■ Written exercise
Answer these questions from the text on gas:
(a) Which particles does the text list as making up a gas?
(b) What term arises from interactions between the "force fields" of one particle and the next?
(c) What behavior of a gas leads to the term "compressible"?

■ Text block

◇ ◇ ◇ ◇ ◇ ◇ ◇

# Gas

Editor-In-Chief: C. Michael Gibson, M.S., M.D. [1]

File:Gas particle movement.svg A gas is a state of matter, consisting of a collection of particles (molecules, atoms, ions, electrons, etc.) without a definite shape or volume that are in more or less random motion.

## Physical characteristics

Due to the electronic nature of the aforementioned particles, a "force field" is present throughout the space around them. Interactions between these "force fields" from one particle to the next give rise to the term intermolecular forces. Dependent on distance, these intermolecular forces influence the motion of these particles and hence their thermodynamic properties. It must be noted that at the temperatures and pressures characteristic of many applications, these particles are normally greatly separated. This separation corresponds to a very weak attractive force. As a result, for many applications, this intermolecular force becomes negligible.

A gas also exhibits the following characteristics:

• Relatively low density and viscosity compared to the solid and liquid states of matter.
• Will expand and contract greatly with changes in temperature or pressure, thus the term "compressible".

◇ ◇ ◇ ◇ ◇ ◇ ◇

■ Rows
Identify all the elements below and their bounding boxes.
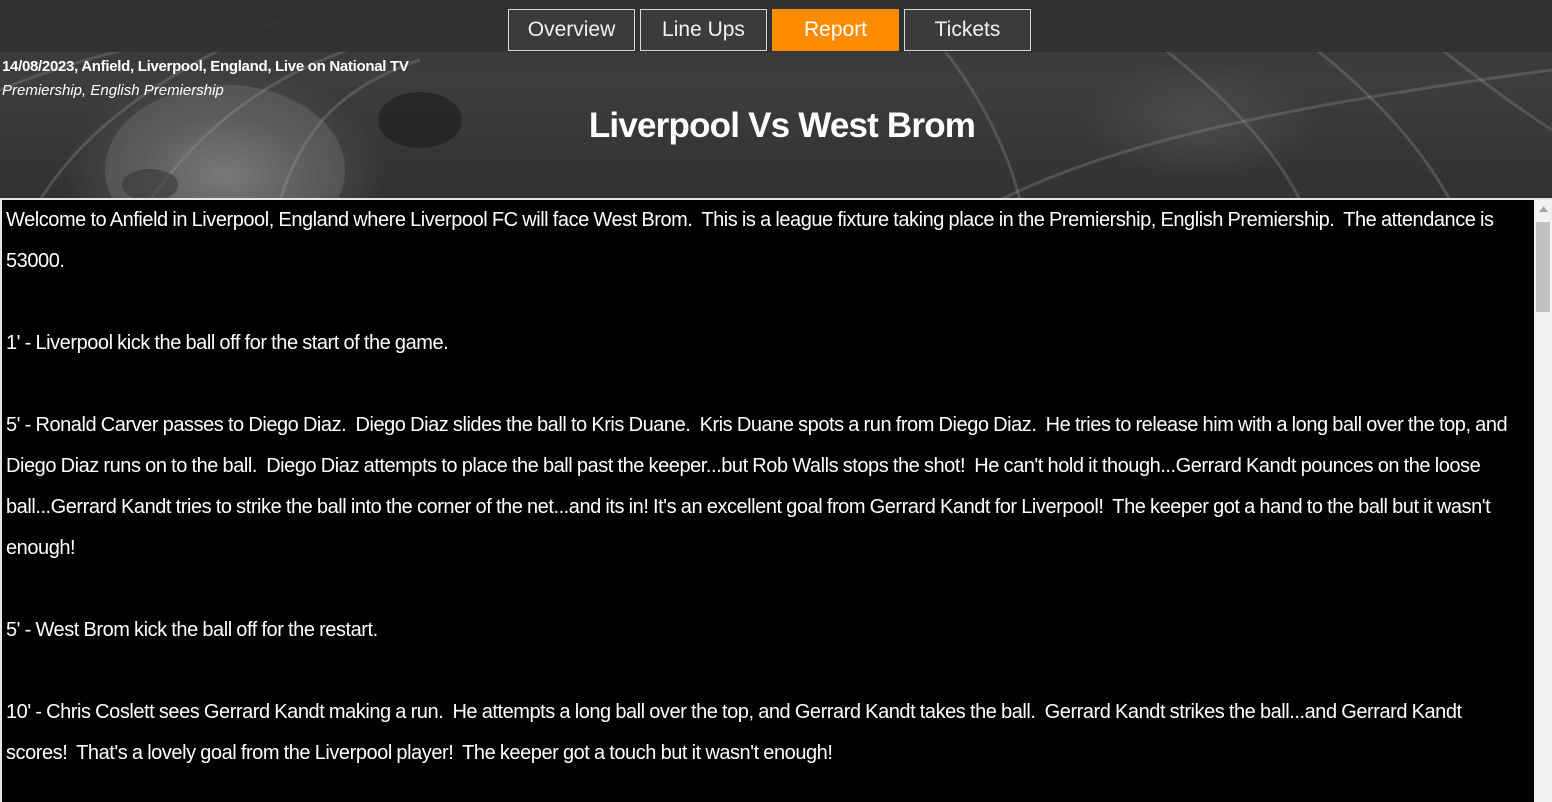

◇ ◇ ◇ ◇ ◇ ◇ ◇

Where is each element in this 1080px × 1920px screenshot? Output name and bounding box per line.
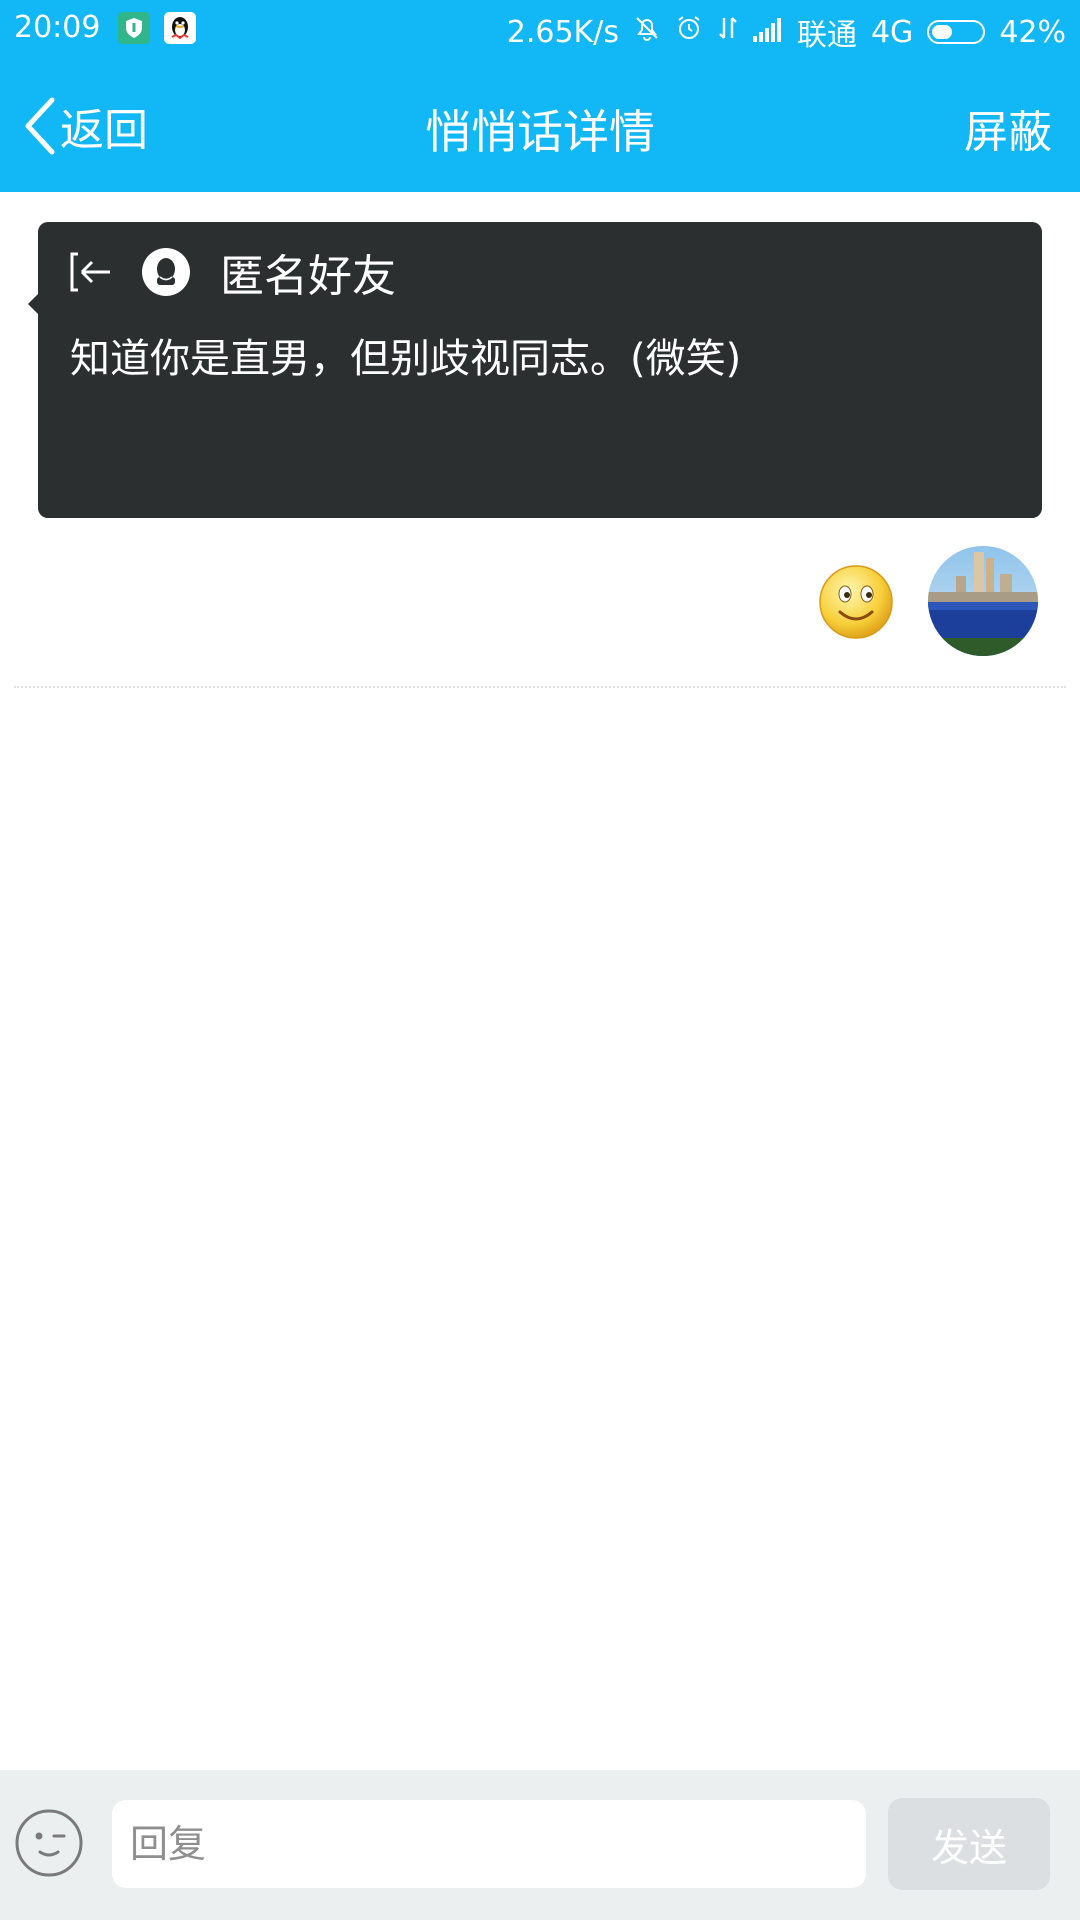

◇ ◇ ◇ ◇ ◇ ◇ ◇

■ Solution
(a) Molecules, atoms, ions, electrons, etc.
(b) Intermolecular forces.
(c) A gas will expand and contract greatly with changes in temperature or pressure.